## What is asked
Turn every line of the listing below into a Markdown table with the columns Row and Listing line. Number the rows and omit any blank lines.

## Supplied information
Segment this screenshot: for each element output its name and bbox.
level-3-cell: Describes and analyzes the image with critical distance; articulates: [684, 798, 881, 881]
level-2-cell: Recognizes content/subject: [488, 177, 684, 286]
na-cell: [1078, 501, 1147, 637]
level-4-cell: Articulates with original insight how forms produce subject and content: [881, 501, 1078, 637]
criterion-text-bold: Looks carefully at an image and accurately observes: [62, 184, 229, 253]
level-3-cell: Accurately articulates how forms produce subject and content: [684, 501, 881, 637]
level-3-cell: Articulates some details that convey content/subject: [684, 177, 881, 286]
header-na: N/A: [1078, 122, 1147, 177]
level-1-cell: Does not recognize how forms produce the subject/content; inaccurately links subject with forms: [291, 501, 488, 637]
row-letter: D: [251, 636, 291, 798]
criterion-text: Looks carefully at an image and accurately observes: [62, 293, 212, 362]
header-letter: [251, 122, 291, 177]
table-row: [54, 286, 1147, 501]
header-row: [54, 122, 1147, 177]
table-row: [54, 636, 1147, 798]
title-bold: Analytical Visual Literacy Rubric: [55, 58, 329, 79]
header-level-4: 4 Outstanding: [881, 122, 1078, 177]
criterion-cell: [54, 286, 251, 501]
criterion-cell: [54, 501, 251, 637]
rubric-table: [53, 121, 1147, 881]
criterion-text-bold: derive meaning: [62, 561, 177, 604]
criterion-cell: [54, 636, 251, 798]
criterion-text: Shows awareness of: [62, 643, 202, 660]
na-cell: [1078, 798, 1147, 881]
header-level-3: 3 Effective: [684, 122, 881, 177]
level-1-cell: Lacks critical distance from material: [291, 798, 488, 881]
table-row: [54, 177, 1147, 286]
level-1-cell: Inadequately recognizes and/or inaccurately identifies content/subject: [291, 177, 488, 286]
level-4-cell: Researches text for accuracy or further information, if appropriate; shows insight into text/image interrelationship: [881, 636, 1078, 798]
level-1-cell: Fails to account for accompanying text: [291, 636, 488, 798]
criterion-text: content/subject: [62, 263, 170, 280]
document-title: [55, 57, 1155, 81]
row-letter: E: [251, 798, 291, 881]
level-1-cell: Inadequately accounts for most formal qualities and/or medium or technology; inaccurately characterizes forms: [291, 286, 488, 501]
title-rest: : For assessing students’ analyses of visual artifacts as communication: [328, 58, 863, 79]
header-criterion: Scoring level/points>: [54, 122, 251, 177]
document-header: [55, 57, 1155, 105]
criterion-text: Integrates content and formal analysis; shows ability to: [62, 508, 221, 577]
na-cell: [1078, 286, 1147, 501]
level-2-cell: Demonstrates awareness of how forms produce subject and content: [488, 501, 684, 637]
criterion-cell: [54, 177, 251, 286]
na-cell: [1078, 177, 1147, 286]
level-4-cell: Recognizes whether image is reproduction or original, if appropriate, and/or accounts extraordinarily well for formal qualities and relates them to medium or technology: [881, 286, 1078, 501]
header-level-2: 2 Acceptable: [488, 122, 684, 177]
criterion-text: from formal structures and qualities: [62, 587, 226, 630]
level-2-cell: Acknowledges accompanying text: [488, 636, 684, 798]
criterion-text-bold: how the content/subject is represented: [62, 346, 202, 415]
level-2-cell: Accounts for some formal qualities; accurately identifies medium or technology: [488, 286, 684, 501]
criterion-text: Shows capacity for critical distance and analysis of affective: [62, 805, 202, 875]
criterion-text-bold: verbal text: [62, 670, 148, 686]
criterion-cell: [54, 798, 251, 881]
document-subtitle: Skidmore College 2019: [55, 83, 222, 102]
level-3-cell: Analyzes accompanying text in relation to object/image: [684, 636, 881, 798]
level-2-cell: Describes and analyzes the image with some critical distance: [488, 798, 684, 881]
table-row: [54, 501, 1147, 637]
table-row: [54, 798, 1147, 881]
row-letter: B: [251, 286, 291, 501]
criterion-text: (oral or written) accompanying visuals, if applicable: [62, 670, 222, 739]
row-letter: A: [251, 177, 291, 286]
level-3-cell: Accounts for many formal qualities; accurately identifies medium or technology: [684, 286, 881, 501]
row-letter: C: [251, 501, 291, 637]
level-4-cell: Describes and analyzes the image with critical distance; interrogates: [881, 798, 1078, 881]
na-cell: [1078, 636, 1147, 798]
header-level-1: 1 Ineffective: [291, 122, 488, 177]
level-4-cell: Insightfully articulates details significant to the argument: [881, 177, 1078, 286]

## Final answer
| Row | Listing line |
|---|---|
| 1 | Segment this screenshot: for each element output its name and bbox. |
| 2 | level-3-cell: Describes and analyzes the image with critical distance; articulates: [684, 798, 881, 881] |
| 3 | level-2-cell: Recognizes content/subject: [488, 177, 684, 286] |
| 4 | na-cell: [1078, 501, 1147, 637] |
| 5 | level-4-cell: Articulates with original insight how forms produce subject and content: [881, 501, 1078, 637] |
| 6 | criterion-text-bold: Looks carefully at an image and accurately observes: [62, 184, 229, 253] |
| 7 | level-3-cell: Accurately articulates how forms produce subject and content: [684, 501, 881, 637] |
| 8 | level-3-cell: Articulates some details that convey content/subject: [684, 177, 881, 286] |
| 9 | header-na: N/A: [1078, 122, 1147, 177] |
| 10 | level-1-cell: Does not recognize how forms produce the subject/content; inaccurately links subject with forms: [291, 501, 488, 637] |
| 11 | row-letter: D: [251, 636, 291, 798] |
| 12 | criterion-text: Looks carefully at an image and accurately observes: [62, 293, 212, 362] |
| 13 | header-letter: [251, 122, 291, 177] |
| 14 | table-row: [54, 286, 1147, 501] |
| 15 | header-row: [54, 122, 1147, 177] |
| 16 | table-row: [54, 636, 1147, 798] |
| 17 | title-bold: Analytical Visual Literacy Rubric: [55, 58, 329, 79] |
| 18 | header-level-4: 4 Outstanding: [881, 122, 1078, 177] |
| 19 | criterion-cell: [54, 286, 251, 501] |
| 20 | criterion-cell: [54, 501, 251, 637] |
| 21 | rubric-table: [53, 121, 1147, 881] |
| 22 | criterion-text-bold: derive meaning: [62, 561, 177, 604] |
| 23 | criterion-cell: [54, 636, 251, 798] |
| 24 | criterion-text: Shows awareness of: [62, 643, 202, 660] |
| 25 | na-cell: [1078, 798, 1147, 881] |
| 26 | header-level-3: 3 Effective: [684, 122, 881, 177] |
| 27 | level-1-cell: Lacks critical distance from material: [291, 798, 488, 881] |
| 28 | table-row: [54, 177, 1147, 286] |
| 29 | level-1-cell: Inadequately recognizes and/or inaccurately identifies content/subject: [291, 177, 488, 286] |
| 30 | level-4-cell: Researches text for accuracy or further information, if appropriate; shows insight into text/image interrelationship: [881, 636, 1078, 798] |
| 31 | level-1-cell: Fails to account for accompanying text: [291, 636, 488, 798] |
| 32 | criterion-text: content/subject: [62, 263, 170, 280] |
| 33 | document-title: [55, 57, 1155, 81] |
| 34 | row-letter: E: [251, 798, 291, 881] |
| 35 | level-1-cell: Inadequately accounts for most formal qualities and/or medium or technology; inaccurately characterizes forms: [291, 286, 488, 501] |
| 36 | title-rest: : For assessing students’ analyses of visual artifacts as communication: [328, 58, 863, 79] |
| 37 | header-criterion: Scoring level/points>: [54, 122, 251, 177] |
| 38 | document-header: [55, 57, 1155, 105] |
| 39 | criterion-text: Integrates content and formal analysis; shows ability to: [62, 508, 221, 577] |
| 40 | na-cell: [1078, 286, 1147, 501] |
| 41 | level-2-cell: Demonstrates awareness of how forms produce subject and content: [488, 501, 684, 637] |
| 42 | criterion-cell: [54, 177, 251, 286] |
| 43 | na-cell: [1078, 177, 1147, 286] |
| 44 | level-4-cell: Recognizes whether image is reproduction or original, if appropriate, and/or accounts extraordinarily well for formal qualities and relates them to medium or technology: [881, 286, 1078, 501] |
| 45 | header-level-2: 2 Acceptable: [488, 122, 684, 177] |
| 46 | criterion-text: from formal structures and qualities: [62, 587, 226, 630] |
| 47 | level-2-cell: Acknowledges accompanying text: [488, 636, 684, 798] |
| 48 | criterion-text-bold: how the content/subject is represented: [62, 346, 202, 415] |
| 49 | level-2-cell: Accounts for some formal qualities; accurately identifies medium or technology: [488, 286, 684, 501] |
| 50 | criterion-text: Shows capacity for critical distance and analysis of affective: [62, 805, 202, 875] |
| 51 | criterion-text-bold: verbal text: [62, 670, 148, 686] |
| 52 | criterion-cell: [54, 798, 251, 881] |
| 53 | document-subtitle: Skidmore College 2019: [55, 83, 222, 102] |
| 54 | level-3-cell: Analyzes accompanying text in relation to object/image: [684, 636, 881, 798] |
| 55 | level-2-cell: Describes and analyzes the image with some critical distance: [488, 798, 684, 881] |
| 56 | table-row: [54, 501, 1147, 637] |
| 57 | table-row: [54, 798, 1147, 881] |
| 58 | row-letter: B: [251, 286, 291, 501] |
| 59 | criterion-text: (oral or written) accompanying visuals, if applicable: [62, 670, 222, 739] |
| 60 | row-letter: A: [251, 177, 291, 286] |
| 61 | level-3-cell: Accounts for many formal qualities; accurately identifies medium or technology: [684, 286, 881, 501] |
| 62 | row-letter: C: [251, 501, 291, 637] |
| 63 | level-4-cell: Describes and analyzes the image with critical distance; interrogates: [881, 798, 1078, 881] |
| 64 | na-cell: [1078, 636, 1147, 798] |
| 65 | header-level-1: 1 Ineffective: [291, 122, 488, 177] |
| 66 | level-4-cell: Insightfully articulates details significant to the argument: [881, 177, 1078, 286] |